- **What you need to do**
Answer these questions from the essay about a shared office:
(a) Where did the writer work as an intern?
(b) How often has the writer committed to showing up at the office?
(c) What does the writer do first every morning at the desk?

== Excerpted passage

Something happened to me last month and I’m still struggling to wrap my head around it– my friend Jean offered me the other half of her office. O-F-F-I-C-E. I’m struggling to get my head around it because I am not, by nature, an “office” type. Whatever that is.
I have spent exactly one month of my adult life working in an office– as an intern under Michael Bauer at the SF Chronicle Food Section. And even he fled when I was but two weeks in. To Antarctica, specifically. “The only place on earth without any god damned restaurants,” he joked. At least I took it as a joke.
But you know what? I’m not going to worry about whether I’m the office type or not. It doesn’t matter. I have a specific, carved-out space for writing, which it turns out I very much need. I’ve committed myself to showing up at least four times per week. It means I have to put on pants. It means I have to leave my apartment. It means I have to start writing enough to justify the expense of a writing space.
It’s pretty damned wonderful. And the best part?
IT’S ABOVE A <EXPLETIVE> BOOKSTORE, which means that people who sell used books for a living are my <expletive-expletive> landlords. How’s that for a <expletive>-great coincidence?
I have my own, dedicated desk, where I eat my lunch and keep important things like heavy foreign language dictionaries from college I cannot bear to toss, stamps, pens, and shiny cardboard tubing that once housed confetti tossed by Rip Taylor?
Every morning, the first thing I do is sit there and write a postcard to someone. I bought a collection of 50– each with an image of a different bird saying something fairly upsetting. I consider that my warm up– so much less intimidating that sitting down to write a proposal. It’s also a good excuse to update my address book.
Having an office is also useful because it allows me to take stacks and stacks of books out of my small apartment and put them somewhere that exists by (thanks for selling ’em, Green Apple!) and for the writing of the things themselves. I keep a special stack of them immediately to my right, for two, very simple reasons: 1.) They serve to remind me that I do not completely suck and 2.) Gloria Upson was so very right about books being awfully decorative, don’t you think? The dirty French slang books add a certain <explétif> je ne sais quoi, and The Matter of The Mittens is simply there to remind me that I need to return it to my friend Julie Michelle.

====
== Dataset excerpts

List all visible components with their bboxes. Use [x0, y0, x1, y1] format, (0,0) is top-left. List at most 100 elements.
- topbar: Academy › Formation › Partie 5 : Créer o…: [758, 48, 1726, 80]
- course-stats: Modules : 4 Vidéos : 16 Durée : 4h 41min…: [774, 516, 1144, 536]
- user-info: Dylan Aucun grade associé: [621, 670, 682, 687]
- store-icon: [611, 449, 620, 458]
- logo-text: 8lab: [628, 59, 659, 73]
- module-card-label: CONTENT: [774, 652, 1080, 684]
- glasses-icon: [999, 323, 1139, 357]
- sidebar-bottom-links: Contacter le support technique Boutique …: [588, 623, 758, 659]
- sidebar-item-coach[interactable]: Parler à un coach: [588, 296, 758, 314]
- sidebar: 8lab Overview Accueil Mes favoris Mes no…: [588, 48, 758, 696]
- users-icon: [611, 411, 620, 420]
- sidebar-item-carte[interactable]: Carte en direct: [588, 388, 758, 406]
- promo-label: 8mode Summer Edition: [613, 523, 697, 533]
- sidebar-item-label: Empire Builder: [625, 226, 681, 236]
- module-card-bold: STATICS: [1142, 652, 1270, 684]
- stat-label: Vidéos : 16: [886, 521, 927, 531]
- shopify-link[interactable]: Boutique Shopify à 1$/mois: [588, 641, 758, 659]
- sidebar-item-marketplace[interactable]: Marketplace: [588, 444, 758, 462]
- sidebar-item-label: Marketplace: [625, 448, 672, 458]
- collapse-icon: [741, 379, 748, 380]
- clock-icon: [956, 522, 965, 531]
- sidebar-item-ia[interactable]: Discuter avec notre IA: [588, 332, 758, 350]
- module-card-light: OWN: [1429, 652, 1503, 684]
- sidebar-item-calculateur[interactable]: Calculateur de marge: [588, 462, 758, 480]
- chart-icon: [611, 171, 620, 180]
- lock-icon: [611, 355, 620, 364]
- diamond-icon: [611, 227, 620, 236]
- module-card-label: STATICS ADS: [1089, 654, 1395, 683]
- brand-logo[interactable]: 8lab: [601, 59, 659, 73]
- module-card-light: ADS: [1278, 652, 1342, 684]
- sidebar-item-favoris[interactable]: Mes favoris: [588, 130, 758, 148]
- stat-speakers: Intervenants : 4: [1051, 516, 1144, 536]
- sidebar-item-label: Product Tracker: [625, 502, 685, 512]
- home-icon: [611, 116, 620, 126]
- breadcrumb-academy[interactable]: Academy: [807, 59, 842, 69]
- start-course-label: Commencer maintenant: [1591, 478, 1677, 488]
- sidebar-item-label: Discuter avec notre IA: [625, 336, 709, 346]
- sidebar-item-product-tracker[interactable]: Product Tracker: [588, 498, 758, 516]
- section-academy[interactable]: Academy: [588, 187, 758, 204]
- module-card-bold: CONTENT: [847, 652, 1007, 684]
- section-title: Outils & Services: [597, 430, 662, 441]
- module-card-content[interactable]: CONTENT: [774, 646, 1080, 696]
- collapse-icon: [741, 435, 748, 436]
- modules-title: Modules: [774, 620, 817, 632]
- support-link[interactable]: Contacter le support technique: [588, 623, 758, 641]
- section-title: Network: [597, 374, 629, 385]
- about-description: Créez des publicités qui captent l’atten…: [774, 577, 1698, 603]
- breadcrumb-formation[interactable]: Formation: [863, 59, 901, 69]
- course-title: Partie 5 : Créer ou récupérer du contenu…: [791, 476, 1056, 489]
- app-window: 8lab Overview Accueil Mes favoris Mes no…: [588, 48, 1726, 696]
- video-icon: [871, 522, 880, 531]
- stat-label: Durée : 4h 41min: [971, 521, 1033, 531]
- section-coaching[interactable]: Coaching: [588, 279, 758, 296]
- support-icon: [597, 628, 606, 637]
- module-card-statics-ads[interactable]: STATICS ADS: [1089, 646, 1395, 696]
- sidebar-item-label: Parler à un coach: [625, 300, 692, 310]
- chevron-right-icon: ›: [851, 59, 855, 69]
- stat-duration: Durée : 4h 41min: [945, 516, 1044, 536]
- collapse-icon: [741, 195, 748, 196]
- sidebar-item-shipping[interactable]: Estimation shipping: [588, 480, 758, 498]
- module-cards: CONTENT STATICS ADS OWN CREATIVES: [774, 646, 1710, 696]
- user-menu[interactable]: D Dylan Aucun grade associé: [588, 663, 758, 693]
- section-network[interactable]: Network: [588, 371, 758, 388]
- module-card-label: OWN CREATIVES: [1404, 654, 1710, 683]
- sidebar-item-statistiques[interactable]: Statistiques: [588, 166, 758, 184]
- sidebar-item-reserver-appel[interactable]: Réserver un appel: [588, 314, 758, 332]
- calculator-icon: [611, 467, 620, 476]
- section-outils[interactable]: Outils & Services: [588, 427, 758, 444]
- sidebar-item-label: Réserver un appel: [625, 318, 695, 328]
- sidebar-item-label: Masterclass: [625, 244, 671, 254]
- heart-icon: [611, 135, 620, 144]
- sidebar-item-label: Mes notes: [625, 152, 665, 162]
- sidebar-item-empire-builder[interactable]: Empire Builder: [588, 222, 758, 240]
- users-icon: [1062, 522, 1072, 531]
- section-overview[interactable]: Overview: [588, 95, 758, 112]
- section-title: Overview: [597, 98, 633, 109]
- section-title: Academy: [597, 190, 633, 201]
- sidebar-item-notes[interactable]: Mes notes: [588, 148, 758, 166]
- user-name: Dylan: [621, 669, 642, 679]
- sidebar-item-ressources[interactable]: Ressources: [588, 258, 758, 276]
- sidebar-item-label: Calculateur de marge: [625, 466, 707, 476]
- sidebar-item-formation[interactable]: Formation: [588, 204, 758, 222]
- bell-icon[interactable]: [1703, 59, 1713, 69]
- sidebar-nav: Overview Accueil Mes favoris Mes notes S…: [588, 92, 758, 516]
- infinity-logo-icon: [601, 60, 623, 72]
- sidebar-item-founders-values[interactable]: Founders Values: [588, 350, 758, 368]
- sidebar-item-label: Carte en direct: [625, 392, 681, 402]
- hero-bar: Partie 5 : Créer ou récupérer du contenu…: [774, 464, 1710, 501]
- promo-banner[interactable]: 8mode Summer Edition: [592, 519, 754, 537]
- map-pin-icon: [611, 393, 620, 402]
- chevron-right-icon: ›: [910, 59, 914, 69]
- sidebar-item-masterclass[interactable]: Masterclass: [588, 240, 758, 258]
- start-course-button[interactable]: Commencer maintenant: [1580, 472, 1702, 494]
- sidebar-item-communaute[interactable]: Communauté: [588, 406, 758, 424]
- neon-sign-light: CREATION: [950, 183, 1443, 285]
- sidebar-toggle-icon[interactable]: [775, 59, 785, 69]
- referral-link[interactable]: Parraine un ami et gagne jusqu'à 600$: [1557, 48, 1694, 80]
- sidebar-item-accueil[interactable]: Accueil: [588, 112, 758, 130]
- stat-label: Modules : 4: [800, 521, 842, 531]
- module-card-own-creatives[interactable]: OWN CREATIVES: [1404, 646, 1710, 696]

====

- **Exercise output**
(a) At the SF Chronicle Food Section, under Michael Bauer.
(b) At least four times per week.
(c) Write a postcard to someone.